Exercise requirements
Repeat each record below exactly, dropping the pictures.

Raw data

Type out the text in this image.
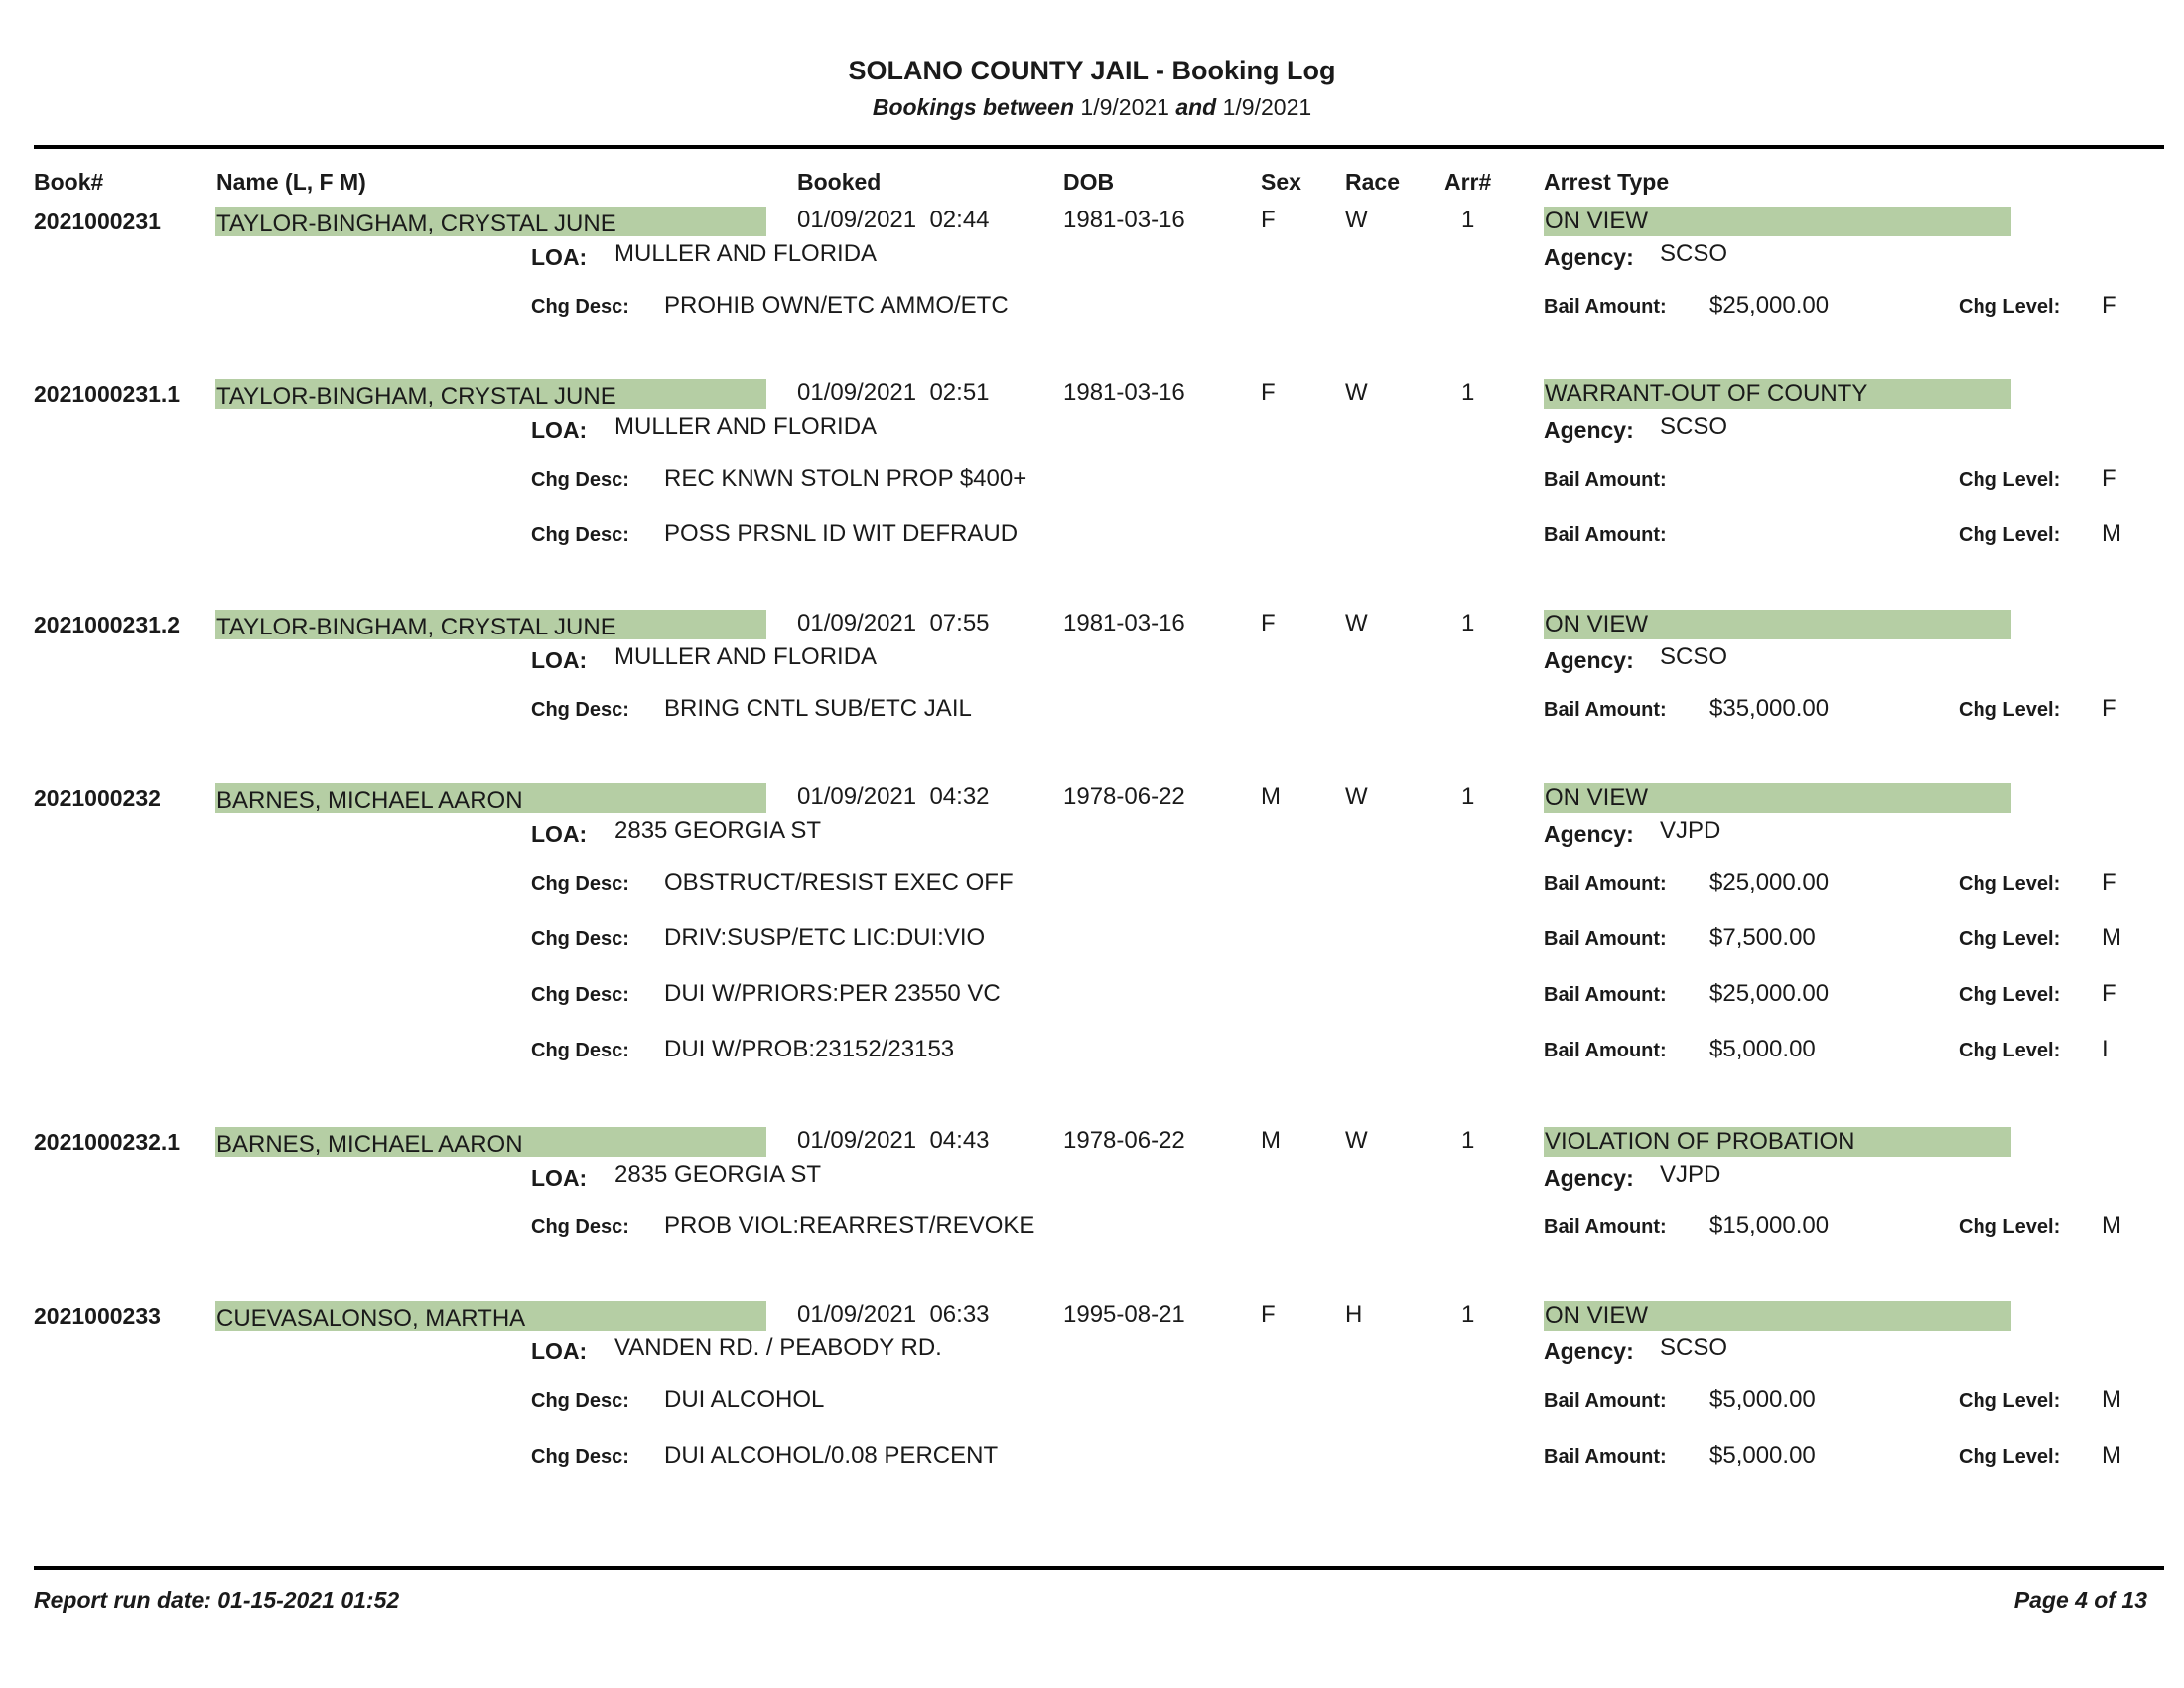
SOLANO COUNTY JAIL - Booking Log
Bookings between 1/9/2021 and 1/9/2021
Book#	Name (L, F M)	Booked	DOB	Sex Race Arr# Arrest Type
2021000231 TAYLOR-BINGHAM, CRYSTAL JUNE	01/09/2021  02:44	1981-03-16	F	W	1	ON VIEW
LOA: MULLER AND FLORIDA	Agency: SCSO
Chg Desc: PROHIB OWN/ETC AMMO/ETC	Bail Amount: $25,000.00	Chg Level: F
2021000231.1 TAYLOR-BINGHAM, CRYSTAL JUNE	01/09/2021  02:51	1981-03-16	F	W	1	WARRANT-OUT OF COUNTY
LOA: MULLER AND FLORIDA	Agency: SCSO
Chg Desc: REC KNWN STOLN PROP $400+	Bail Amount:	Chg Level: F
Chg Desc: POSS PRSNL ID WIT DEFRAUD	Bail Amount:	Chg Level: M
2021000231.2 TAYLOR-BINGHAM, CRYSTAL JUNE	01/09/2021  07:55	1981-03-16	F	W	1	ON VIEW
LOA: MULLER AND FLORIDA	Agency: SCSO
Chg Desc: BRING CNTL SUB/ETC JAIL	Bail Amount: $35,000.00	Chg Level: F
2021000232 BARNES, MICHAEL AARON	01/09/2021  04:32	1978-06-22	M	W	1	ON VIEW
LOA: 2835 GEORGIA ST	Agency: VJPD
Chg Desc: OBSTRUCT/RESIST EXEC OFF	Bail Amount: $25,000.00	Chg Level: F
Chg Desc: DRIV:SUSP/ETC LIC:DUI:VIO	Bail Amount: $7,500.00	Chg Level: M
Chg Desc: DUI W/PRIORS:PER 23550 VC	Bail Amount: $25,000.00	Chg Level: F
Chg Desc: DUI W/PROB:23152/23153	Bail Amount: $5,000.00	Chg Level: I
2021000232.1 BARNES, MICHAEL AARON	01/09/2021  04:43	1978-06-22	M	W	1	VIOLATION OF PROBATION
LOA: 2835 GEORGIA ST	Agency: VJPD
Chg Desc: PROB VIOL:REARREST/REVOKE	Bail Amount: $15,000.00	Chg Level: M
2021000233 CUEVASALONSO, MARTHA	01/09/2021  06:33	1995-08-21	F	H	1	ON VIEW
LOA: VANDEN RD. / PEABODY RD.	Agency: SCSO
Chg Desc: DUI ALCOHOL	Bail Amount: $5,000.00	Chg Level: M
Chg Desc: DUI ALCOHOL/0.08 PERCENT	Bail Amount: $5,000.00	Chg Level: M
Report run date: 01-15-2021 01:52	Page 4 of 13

Problem solution
Type out the text in this image.
SOLANO COUNTY JAIL - Booking Log
Bookings between 1/9/2021 and 1/9/2021
Book#	Name (L, F M)	Booked	DOB	Sex Race Arr# Arrest Type
2021000231 TAYLOR-BINGHAM, CRYSTAL JUNE	01/09/2021  02:44	1981-03-16	F	W	1	ON VIEW
LOA: MULLER AND FLORIDA	Agency: SCSO
Chg Desc: PROHIB OWN/ETC AMMO/ETC	Bail Amount: $25,000.00	Chg Level: F
2021000231.1 TAYLOR-BINGHAM, CRYSTAL JUNE	01/09/2021  02:51	1981-03-16	F	W	1	WARRANT-OUT OF COUNTY
LOA: MULLER AND FLORIDA	Agency: SCSO
Chg Desc: REC KNWN STOLN PROP $400+	Bail Amount:	Chg Level: F
Chg Desc: POSS PRSNL ID WIT DEFRAUD	Bail Amount:	Chg Level: M
2021000231.2 TAYLOR-BINGHAM, CRYSTAL JUNE	01/09/2021  07:55	1981-03-16	F	W	1	ON VIEW
LOA: MULLER AND FLORIDA	Agency: SCSO
Chg Desc: BRING CNTL SUB/ETC JAIL	Bail Amount: $35,000.00	Chg Level: F
2021000232 BARNES, MICHAEL AARON	01/09/2021  04:32	1978-06-22	M	W	1	ON VIEW
LOA: 2835 GEORGIA ST	Agency: VJPD
Chg Desc: OBSTRUCT/RESIST EXEC OFF	Bail Amount: $25,000.00	Chg Level: F
Chg Desc: DRIV:SUSP/ETC LIC:DUI:VIO	Bail Amount: $7,500.00	Chg Level: M
Chg Desc: DUI W/PRIORS:PER 23550 VC	Bail Amount: $25,000.00	Chg Level: F
Chg Desc: DUI W/PROB:23152/23153	Bail Amount: $5,000.00	Chg Level: I
2021000232.1 BARNES, MICHAEL AARON	01/09/2021  04:43	1978-06-22	M	W	1	VIOLATION OF PROBATION
LOA: 2835 GEORGIA ST	Agency: VJPD
Chg Desc: PROB VIOL:REARREST/REVOKE	Bail Amount: $15,000.00	Chg Level: M
2021000233 CUEVASALONSO, MARTHA	01/09/2021  06:33	1995-08-21	F	H	1	ON VIEW
LOA: VANDEN RD. / PEABODY RD.	Agency: SCSO
Chg Desc: DUI ALCOHOL	Bail Amount: $5,000.00	Chg Level: M
Chg Desc: DUI ALCOHOL/0.08 PERCENT	Bail Amount: $5,000.00	Chg Level: M
Report run date: 01-15-2021 01:52	Page 4 of 13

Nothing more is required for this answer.